The request: Pull out every line with the word "name".

— start of Records supplied —

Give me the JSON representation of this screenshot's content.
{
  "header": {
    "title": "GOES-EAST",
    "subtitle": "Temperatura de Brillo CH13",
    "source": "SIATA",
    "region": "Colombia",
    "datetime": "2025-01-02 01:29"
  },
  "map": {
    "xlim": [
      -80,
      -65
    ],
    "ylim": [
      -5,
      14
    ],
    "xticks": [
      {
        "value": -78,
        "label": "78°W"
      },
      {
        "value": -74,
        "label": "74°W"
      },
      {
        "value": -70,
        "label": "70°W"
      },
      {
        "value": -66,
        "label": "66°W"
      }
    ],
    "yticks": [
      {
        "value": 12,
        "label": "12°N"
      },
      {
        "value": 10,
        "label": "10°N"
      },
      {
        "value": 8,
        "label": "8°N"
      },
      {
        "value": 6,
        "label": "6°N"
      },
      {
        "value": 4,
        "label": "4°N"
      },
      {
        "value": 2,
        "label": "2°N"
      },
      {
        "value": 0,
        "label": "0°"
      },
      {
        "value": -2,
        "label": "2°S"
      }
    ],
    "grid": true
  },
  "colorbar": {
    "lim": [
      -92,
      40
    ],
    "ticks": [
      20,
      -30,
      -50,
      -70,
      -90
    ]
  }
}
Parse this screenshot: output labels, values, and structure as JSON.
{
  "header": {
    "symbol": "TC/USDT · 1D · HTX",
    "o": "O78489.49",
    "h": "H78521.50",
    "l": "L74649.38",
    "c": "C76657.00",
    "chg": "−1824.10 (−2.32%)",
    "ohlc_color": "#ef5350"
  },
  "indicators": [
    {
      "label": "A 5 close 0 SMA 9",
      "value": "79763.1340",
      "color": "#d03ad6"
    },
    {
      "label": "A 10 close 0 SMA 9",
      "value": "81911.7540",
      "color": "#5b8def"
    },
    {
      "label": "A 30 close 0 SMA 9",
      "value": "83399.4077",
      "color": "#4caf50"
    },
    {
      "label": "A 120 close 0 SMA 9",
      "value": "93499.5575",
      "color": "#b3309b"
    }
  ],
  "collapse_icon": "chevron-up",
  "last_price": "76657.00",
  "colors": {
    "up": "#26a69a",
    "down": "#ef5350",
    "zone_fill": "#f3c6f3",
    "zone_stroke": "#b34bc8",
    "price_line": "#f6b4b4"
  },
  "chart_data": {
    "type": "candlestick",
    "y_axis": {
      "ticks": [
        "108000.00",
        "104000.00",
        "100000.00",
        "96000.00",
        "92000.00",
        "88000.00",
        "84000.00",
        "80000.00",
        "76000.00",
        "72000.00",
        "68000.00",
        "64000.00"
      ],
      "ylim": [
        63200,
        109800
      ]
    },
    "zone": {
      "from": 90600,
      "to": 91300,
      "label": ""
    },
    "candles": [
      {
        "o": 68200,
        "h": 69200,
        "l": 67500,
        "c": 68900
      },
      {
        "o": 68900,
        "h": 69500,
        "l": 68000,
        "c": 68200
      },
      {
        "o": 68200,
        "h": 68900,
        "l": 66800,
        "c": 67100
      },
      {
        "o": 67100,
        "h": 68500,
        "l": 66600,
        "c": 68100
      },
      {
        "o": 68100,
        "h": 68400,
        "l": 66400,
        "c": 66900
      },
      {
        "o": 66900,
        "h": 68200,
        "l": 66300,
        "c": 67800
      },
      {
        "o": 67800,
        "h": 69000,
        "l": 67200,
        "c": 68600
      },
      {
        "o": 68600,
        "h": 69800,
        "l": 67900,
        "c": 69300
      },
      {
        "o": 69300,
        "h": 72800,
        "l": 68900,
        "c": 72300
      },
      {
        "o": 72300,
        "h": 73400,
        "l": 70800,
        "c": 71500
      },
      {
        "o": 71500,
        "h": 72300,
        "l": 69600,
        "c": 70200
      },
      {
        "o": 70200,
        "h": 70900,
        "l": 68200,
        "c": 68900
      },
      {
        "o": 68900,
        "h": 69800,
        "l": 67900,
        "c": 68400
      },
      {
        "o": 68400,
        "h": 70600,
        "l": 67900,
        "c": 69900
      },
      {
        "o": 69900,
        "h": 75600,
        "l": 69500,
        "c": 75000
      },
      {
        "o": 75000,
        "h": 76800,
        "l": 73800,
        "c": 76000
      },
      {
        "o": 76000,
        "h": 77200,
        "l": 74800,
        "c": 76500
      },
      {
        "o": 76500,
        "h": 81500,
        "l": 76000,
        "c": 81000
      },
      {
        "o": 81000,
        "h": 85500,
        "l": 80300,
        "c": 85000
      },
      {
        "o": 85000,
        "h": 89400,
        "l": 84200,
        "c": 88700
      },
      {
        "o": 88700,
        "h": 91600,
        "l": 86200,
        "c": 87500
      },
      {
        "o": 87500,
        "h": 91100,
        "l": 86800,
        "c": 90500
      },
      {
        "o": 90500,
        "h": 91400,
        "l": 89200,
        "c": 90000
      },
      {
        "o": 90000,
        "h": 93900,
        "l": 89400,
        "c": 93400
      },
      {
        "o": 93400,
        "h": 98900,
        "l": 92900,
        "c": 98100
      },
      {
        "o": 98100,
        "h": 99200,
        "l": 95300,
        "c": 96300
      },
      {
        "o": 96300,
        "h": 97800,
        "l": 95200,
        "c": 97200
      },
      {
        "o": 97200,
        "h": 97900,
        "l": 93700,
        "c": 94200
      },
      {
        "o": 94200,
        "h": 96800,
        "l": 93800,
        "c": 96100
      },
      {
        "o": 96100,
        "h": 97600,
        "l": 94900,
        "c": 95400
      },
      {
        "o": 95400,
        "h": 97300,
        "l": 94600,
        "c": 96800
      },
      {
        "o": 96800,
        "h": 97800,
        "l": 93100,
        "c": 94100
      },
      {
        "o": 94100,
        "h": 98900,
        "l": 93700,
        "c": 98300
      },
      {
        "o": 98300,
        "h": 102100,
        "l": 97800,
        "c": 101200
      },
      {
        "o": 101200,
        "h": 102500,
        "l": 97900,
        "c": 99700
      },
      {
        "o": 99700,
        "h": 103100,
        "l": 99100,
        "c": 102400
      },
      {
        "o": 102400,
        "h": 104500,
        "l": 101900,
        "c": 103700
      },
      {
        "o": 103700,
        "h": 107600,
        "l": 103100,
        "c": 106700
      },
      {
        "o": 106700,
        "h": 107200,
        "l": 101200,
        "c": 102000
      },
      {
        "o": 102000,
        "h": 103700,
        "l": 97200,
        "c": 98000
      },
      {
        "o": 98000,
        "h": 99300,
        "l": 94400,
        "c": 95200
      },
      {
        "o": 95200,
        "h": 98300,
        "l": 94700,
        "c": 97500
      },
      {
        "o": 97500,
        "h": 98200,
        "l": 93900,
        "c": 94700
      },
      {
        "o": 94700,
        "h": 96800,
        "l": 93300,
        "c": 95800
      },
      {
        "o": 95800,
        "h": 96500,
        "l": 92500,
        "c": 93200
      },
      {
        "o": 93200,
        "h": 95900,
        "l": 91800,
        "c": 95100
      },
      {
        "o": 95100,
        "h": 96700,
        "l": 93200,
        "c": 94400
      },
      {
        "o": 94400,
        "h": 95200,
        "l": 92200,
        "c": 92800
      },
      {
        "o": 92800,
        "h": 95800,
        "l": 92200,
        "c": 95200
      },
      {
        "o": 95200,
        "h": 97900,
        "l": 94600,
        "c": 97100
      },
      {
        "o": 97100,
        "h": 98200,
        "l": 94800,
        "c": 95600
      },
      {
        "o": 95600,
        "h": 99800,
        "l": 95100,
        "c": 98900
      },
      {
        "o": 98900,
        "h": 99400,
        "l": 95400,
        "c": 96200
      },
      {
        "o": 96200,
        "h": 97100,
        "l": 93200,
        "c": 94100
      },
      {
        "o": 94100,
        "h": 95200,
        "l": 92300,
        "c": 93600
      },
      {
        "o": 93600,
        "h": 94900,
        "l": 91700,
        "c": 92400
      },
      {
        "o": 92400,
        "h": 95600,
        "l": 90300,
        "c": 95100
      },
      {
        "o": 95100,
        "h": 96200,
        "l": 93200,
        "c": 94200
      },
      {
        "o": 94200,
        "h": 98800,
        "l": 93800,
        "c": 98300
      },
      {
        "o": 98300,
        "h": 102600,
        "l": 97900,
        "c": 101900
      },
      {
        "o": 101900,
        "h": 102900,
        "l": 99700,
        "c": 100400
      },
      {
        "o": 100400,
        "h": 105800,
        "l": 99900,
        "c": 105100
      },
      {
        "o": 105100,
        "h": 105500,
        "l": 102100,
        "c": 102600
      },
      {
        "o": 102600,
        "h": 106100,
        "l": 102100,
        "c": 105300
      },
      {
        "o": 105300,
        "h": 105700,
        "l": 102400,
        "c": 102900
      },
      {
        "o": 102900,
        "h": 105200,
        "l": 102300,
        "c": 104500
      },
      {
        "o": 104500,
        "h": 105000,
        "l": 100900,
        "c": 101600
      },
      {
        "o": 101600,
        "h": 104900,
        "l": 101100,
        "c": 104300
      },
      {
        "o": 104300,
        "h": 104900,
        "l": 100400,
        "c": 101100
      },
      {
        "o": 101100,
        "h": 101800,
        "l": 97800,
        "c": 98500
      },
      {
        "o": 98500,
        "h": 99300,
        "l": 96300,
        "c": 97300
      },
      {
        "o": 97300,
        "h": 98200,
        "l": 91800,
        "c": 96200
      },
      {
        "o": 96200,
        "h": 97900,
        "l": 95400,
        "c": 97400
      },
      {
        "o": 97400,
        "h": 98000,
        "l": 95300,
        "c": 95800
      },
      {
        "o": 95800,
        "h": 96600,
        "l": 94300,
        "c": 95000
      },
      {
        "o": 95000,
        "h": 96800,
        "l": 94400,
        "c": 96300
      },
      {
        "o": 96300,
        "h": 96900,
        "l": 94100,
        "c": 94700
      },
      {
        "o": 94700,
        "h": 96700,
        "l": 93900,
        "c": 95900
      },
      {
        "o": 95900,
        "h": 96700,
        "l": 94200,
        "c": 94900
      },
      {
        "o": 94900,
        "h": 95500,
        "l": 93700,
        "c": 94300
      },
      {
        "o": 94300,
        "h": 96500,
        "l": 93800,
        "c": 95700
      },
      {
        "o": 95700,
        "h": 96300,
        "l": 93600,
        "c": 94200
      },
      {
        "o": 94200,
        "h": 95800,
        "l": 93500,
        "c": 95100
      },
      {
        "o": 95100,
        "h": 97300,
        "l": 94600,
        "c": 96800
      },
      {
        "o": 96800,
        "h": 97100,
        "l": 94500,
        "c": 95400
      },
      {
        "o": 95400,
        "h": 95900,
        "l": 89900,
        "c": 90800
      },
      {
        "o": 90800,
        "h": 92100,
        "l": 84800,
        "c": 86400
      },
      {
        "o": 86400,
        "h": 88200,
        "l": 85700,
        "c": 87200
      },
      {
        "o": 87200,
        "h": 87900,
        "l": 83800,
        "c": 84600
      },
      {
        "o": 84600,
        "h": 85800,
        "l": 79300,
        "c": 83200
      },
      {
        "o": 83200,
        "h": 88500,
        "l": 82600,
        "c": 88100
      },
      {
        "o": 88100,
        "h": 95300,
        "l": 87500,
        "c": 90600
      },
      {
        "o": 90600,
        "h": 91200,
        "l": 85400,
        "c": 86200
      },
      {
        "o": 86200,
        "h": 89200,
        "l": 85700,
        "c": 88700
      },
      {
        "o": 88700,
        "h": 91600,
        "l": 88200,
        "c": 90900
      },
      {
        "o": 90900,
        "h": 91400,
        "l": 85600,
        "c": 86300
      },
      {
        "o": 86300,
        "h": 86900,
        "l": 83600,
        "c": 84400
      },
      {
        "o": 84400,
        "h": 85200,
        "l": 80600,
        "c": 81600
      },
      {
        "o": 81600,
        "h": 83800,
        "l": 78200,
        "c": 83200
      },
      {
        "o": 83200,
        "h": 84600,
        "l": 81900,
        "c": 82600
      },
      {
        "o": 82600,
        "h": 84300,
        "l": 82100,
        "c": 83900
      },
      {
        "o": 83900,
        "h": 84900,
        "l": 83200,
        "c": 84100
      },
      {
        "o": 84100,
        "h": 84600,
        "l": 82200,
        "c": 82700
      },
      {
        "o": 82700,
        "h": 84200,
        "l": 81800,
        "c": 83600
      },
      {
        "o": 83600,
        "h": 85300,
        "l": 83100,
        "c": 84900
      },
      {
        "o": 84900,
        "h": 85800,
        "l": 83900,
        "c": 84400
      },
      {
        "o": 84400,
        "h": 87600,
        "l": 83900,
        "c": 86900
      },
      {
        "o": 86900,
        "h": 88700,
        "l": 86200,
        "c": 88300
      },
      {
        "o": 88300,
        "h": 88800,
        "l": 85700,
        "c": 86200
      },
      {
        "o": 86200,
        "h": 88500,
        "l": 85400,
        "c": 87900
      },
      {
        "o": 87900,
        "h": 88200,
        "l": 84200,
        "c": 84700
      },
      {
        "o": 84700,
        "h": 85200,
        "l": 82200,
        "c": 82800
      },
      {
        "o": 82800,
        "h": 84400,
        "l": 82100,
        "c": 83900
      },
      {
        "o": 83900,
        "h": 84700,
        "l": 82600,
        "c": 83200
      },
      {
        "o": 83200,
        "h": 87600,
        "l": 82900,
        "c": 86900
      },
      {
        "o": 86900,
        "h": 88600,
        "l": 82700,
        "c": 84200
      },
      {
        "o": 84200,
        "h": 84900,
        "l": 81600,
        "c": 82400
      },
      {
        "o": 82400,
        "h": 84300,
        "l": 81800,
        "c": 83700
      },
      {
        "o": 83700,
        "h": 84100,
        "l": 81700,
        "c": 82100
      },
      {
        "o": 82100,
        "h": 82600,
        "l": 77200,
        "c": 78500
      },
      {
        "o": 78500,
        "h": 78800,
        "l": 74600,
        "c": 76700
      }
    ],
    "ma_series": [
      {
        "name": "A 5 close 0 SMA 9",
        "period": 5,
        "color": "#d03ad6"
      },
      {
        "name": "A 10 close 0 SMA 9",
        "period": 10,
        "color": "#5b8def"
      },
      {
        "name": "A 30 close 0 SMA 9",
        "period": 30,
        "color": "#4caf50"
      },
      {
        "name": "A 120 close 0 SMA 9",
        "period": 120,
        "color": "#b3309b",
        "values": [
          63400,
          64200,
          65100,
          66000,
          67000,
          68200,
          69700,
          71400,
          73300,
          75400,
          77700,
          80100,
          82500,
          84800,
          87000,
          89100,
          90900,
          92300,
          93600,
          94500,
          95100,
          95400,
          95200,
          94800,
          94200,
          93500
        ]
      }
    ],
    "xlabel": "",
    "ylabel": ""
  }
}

— end of Records supplied —

Answer to this task:
        "name": "A 5 close 0 SMA 9",
        "name": "A 10 close 0 SMA 9",
        "name": "A 30 close 0 SMA 9",
        "name": "A 120 close 0 SMA 9",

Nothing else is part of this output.